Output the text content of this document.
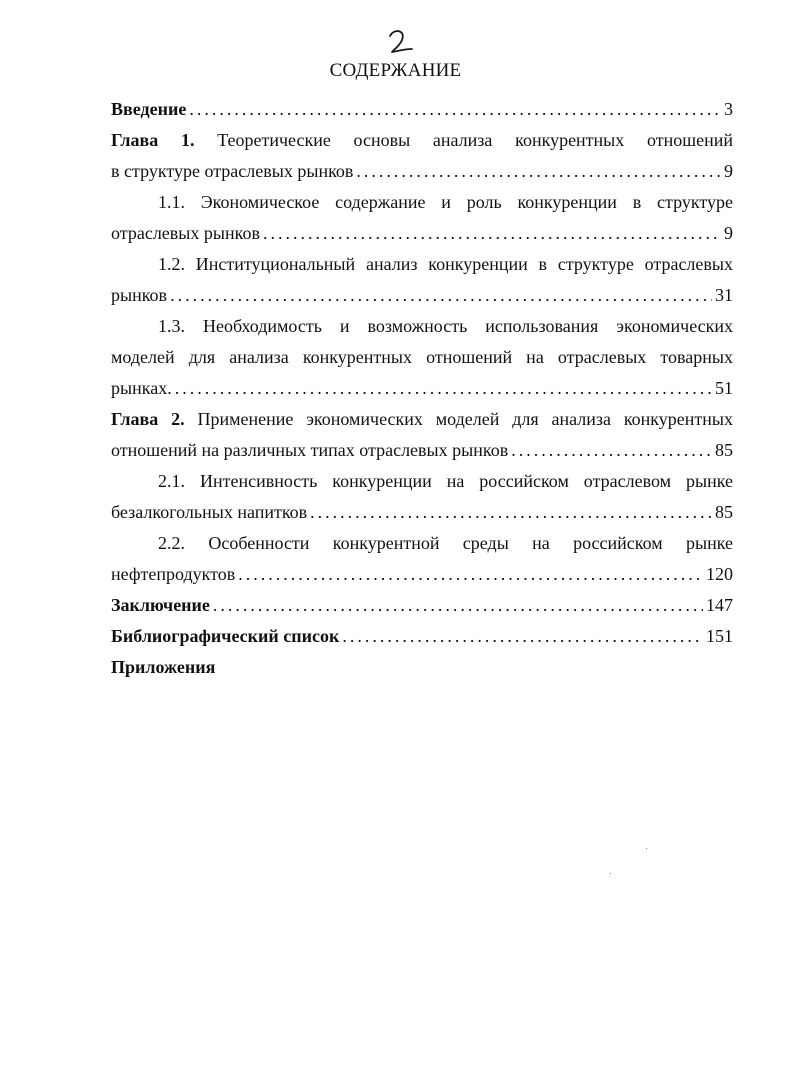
СОДЕРЖАНИЕ
Введение .....	3
Глава 1. Теоретические основы анализа конкурентных отношений
в структуре отраслевых рынков .....	9
1.1. Экономическое содержание и роль конкуренции в структуре
отраслевых рынков .....	9
1.2. Институциональный анализ конкуренции в структуре отраслевых
рынков .....	31
1.3. Необходимость и возможность использования экономических
моделей для анализа конкурентных отношений на отраслевых товарных
рынках. .....	51
Глава 2. Применение экономических моделей для анализа конкурентных
отношений на различных типах отраслевых рынков .....	85
2.1. Интенсивность конкуренции на российском отраслевом рынке
безалкогольных напитков .....	85
2.2. Особенности конкурентной среды на российском рынке
нефтепродуктов .....	120
Заключение .....	147
Библиографический список .....	151
Приложения
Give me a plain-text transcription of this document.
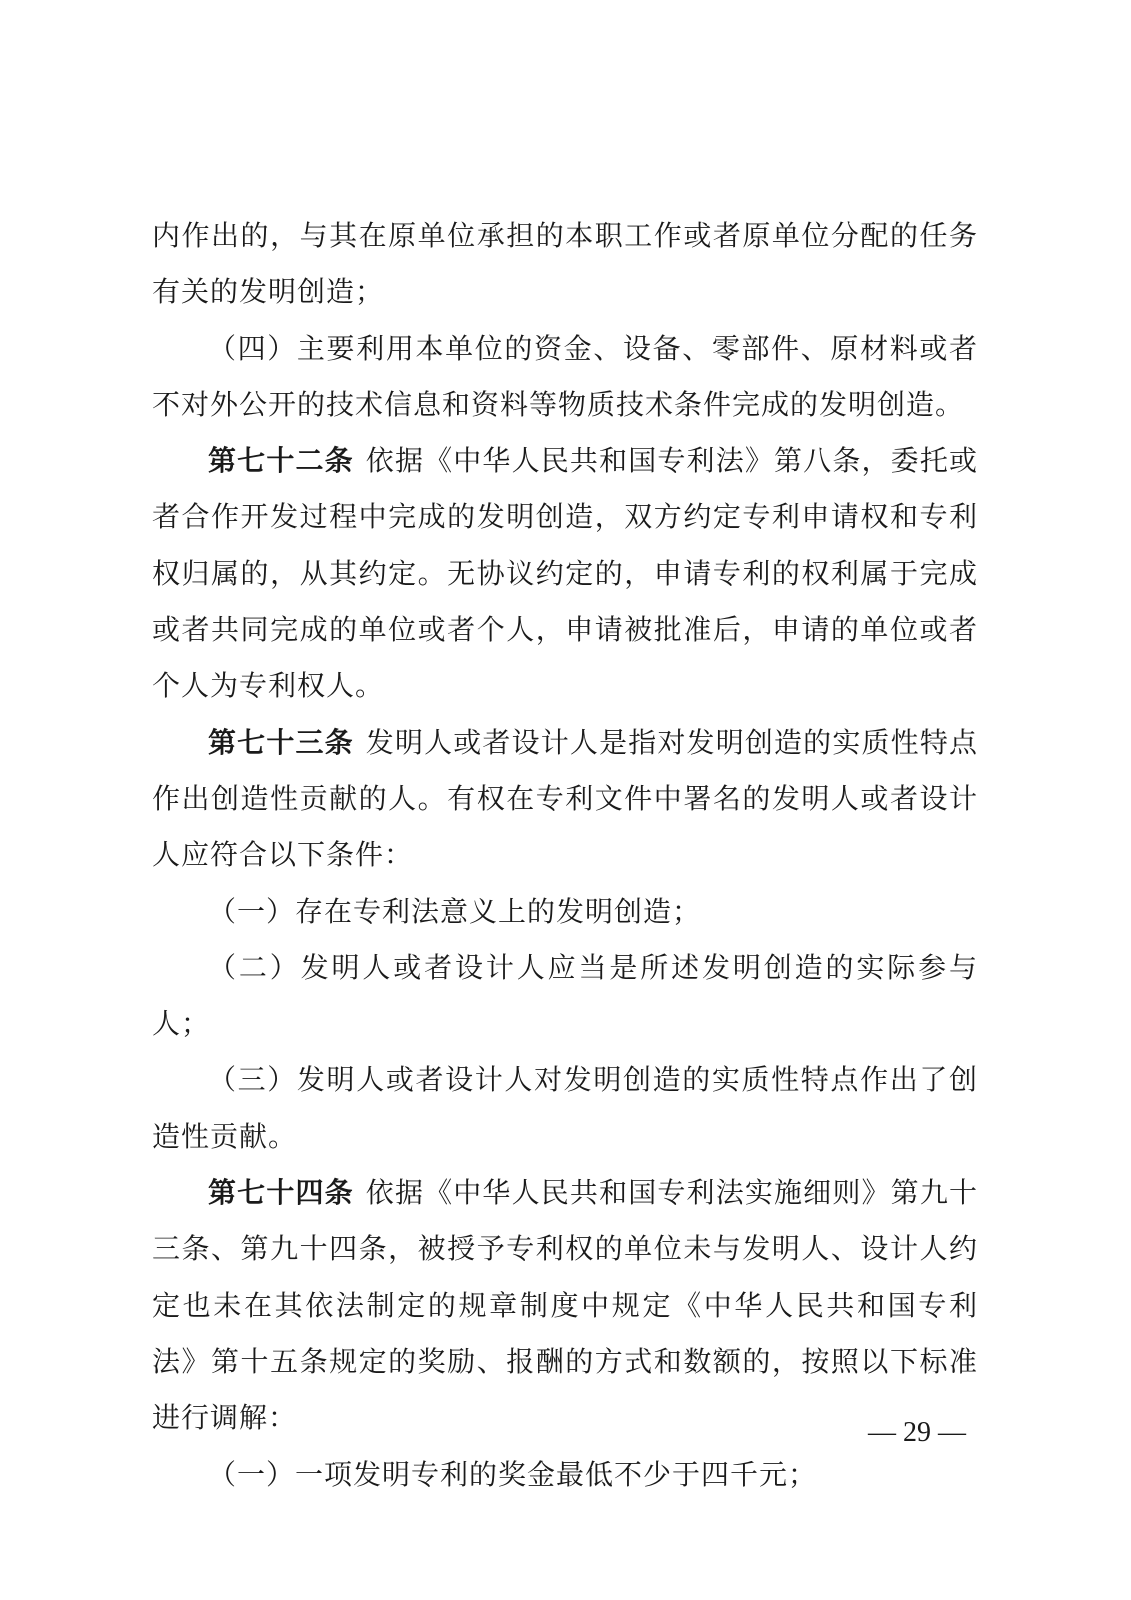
内作出的，与其在原单位承担的本职工作或者原单位分配的任务有关的发明创造；

（四）主要利用本单位的资金、设备、零部件、原材料或者不对外公开的技术信息和资料等物质技术条件完成的发明创造。

第七十二条 依据《中华人民共和国专利法》第八条，委托或者合作开发过程中完成的发明创造，双方约定专利申请权和专利权归属的，从其约定。无协议约定的，申请专利的权利属于完成或者共同完成的单位或者个人，申请被批准后，申请的单位或者个人为专利权人。

第七十三条 发明人或者设计人是指对发明创造的实质性特点作出创造性贡献的人。有权在专利文件中署名的发明人或者设计人应符合以下条件：

（一）存在专利法意义上的发明创造；

（二）发明人或者设计人应当是所述发明创造的实际参与人；

（三）发明人或者设计人对发明创造的实质性特点作出了创造性贡献。

第七十四条 依据《中华人民共和国专利法实施细则》第九十三条、第九十四条，被授予专利权的单位未与发明人、设计人约定也未在其依法制定的规章制度中规定《中华人民共和国专利法》第十五条规定的奖励、报酬的方式和数额的，按照以下标准进行调解：

（一）一项发明专利的奖金最低不少于四千元；

— 29 —
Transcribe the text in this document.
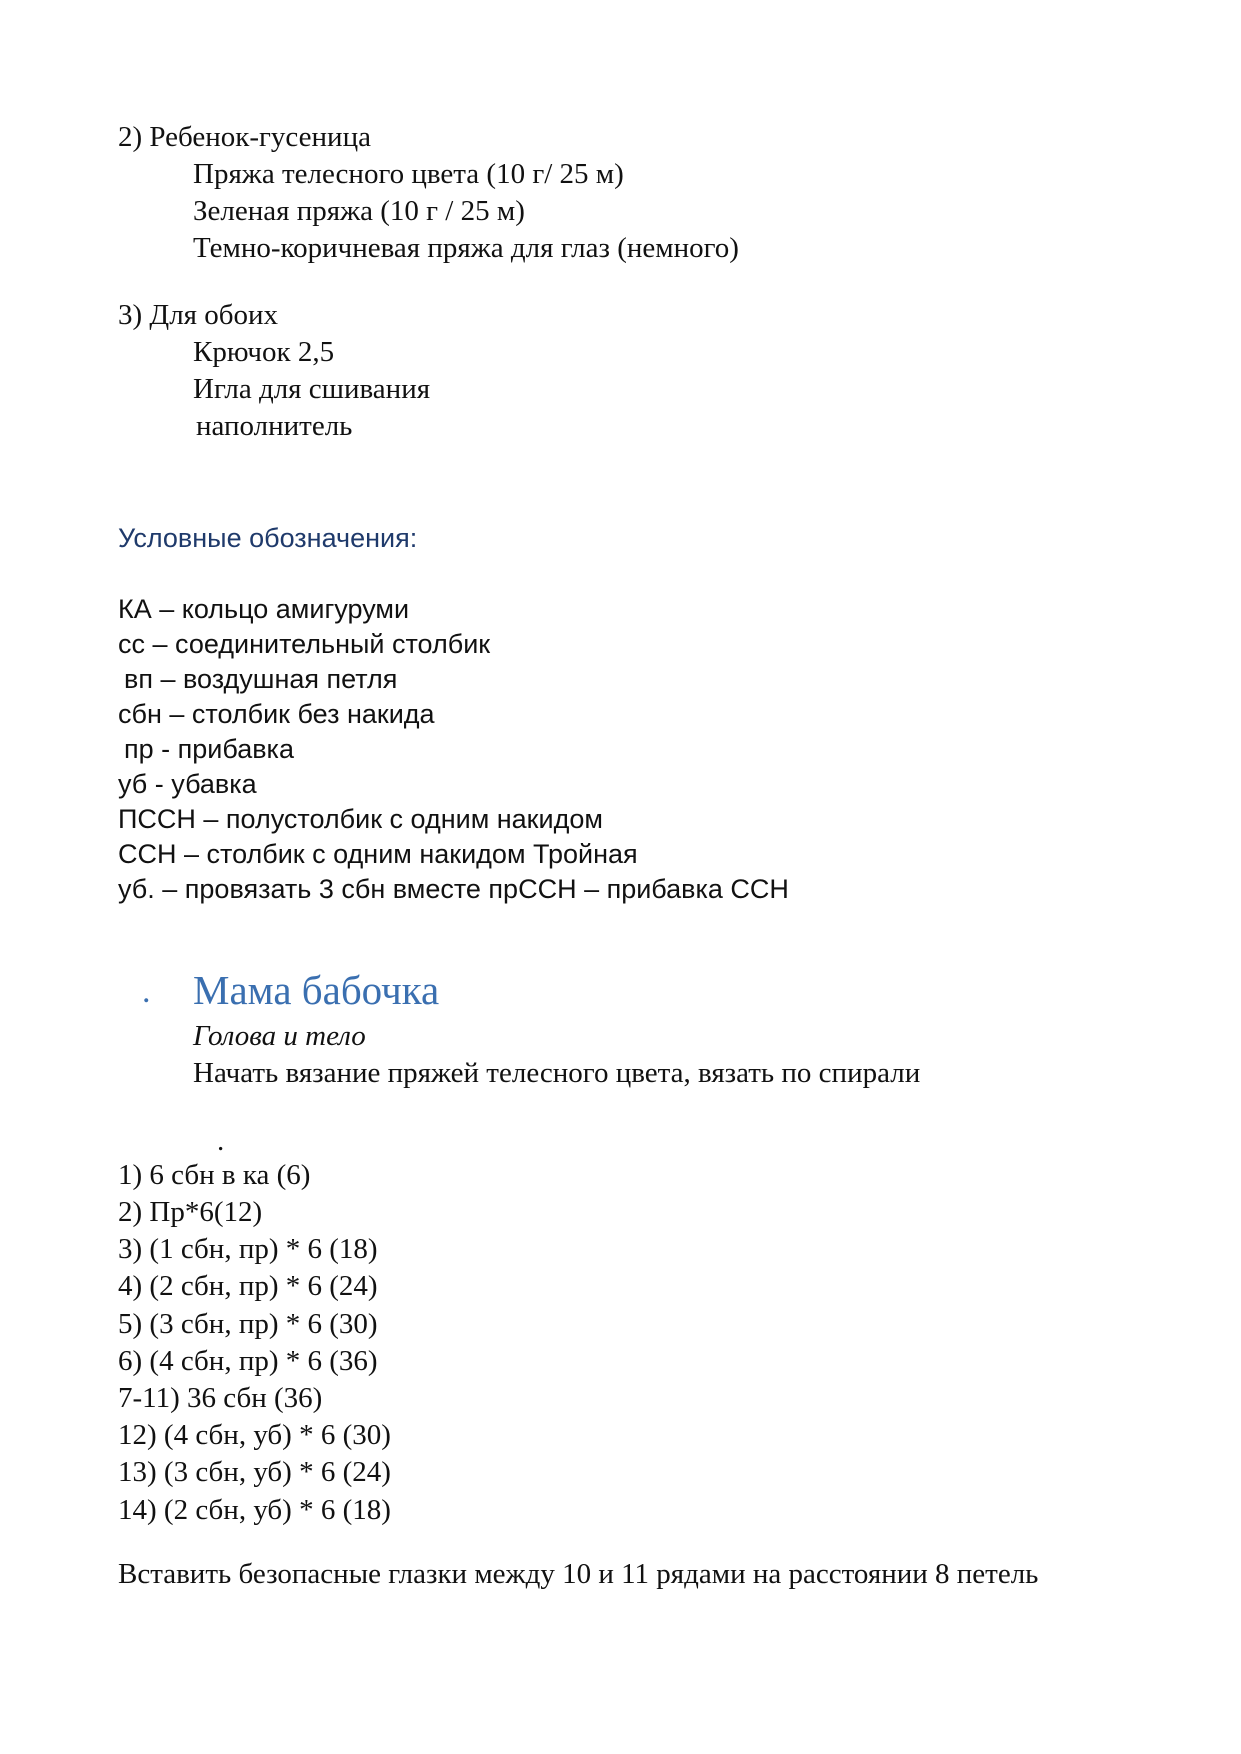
2) Ребенок-гусеница
Пряжа телесного цвета (10 г/ 25 м)
Зеленая пряжа (10 г / 25 м)
Темно-коричневая пряжа для глаз (немного)
3) Для обоих
Крючок 2,5
Игла для сшивания
наполнитель
Условные обозначения:
КА – кольцо амигуруми
сс – соединительный столбик
вп – воздушная петля
сбн – столбик без накида
пр - прибавка
уб - убавка
ПССН – полустолбик с одним накидом
ССН – столбик с одним накидом Тройная
уб. – провязать 3 сбн вместе прССН – прибавка ССН
. Мама бабочка
Голова и тело
Начать вязание пряжей телесного цвета, вязать по спирали
.
1) 6 сбн в ка (6)
2) Пр*6(12)
3) (1 сбн, пр) * 6 (18)
4) (2 сбн, пр) * 6 (24)
5) (3 сбн, пр) * 6 (30)
6) (4 сбн, пр) * 6 (36)
7-11) 36 сбн (36)
12) (4 сбн, уб) * 6 (30)
13) (3 сбн, уб) * 6 (24)
14) (2 сбн, уб) * 6 (18)
Вставить безопасные глазки между 10 и 11 рядами на расстоянии 8 петель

★ ★ ★ ★ ★ ★ ★

TASK GOAL
Transcribe the listing in full and omit the pictures.

FINAL RESULT
Output the text content of this document.
СОДЕРЖАНИЕ
Введение .....	3
Глава 1. Теоретические основы анализа конкурентных отношений
в структуре отраслевых рынков .....	9
1.1. Экономическое содержание и роль конкуренции в структуре
отраслевых рынков .....	9
1.2. Институциональный анализ конкуренции в структуре отраслевых
рынков .....	31
1.3. Необходимость и возможность использования экономических
моделей для анализа конкурентных отношений на отраслевых товарных
рынках. .....	51
Глава 2. Применение экономических моделей для анализа конкурентных
отношений на различных типах отраслевых рынков .....	85
2.1. Интенсивность конкуренции на российском отраслевом рынке
безалкогольных напитков .....	85
2.2. Особенности конкурентной среды на российском рынке
нефтепродуктов .....	120
Заключение .....	147
Библиографический список .....	151
Приложения
Give me a plain-text transcription of this document.
内作出的，与其在原单位承担的本职工作或者原单位分配的任务有关的发明创造；

（四）主要利用本单位的资金、设备、零部件、原材料或者不对外公开的技术信息和资料等物质技术条件完成的发明创造。

第七十二条 依据《中华人民共和国专利法》第八条，委托或者合作开发过程中完成的发明创造，双方约定专利申请权和专利权归属的，从其约定。无协议约定的，申请专利的权利属于完成或者共同完成的单位或者个人，申请被批准后，申请的单位或者个人为专利权人。

第七十三条 发明人或者设计人是指对发明创造的实质性特点作出创造性贡献的人。有权在专利文件中署名的发明人或者设计人应符合以下条件：

（一）存在专利法意义上的发明创造；

（二）发明人或者设计人应当是所述发明创造的实际参与人；

（三）发明人或者设计人对发明创造的实质性特点作出了创造性贡献。

第七十四条 依据《中华人民共和国专利法实施细则》第九十三条、第九十四条，被授予专利权的单位未与发明人、设计人约定也未在其依法制定的规章制度中规定《中华人民共和国专利法》第十五条规定的奖励、报酬的方式和数额的，按照以下标准进行调解：

（一）一项发明专利的奖金最低不少于四千元；

— 29 —
Transcribe the text in this document.
2) Ребенок-гусеница
Пряжа телесного цвета (10 г/ 25 м)
Зеленая пряжа (10 г / 25 м)
Темно-коричневая пряжа для глаз (немного)
3) Для обоих
Крючок 2,5
Игла для сшивания
наполнитель
Условные обозначения:
КА – кольцо амигуруми
сс – соединительный столбик
вп – воздушная петля
сбн – столбик без накида
пр - прибавка
уб - убавка
ПССН – полустолбик с одним накидом
ССН – столбик с одним накидом Тройная
уб. – провязать 3 сбн вместе прССН – прибавка ССН
. Мама бабочка
Голова и тело
Начать вязание пряжей телесного цвета, вязать по спирали
.
1) 6 сбн в ка (6)
2) Пр*6(12)
3) (1 сбн, пр) * 6 (18)
4) (2 сбн, пр) * 6 (24)
5) (3 сбн, пр) * 6 (30)
6) (4 сбн, пр) * 6 (36)
7-11) 36 сбн (36)
12) (4 сбн, уб) * 6 (30)
13) (3 сбн, уб) * 6 (24)
14) (2 сбн, уб) * 6 (18)
Вставить безопасные глазки между 10 и 11 рядами на расстоянии 8 петель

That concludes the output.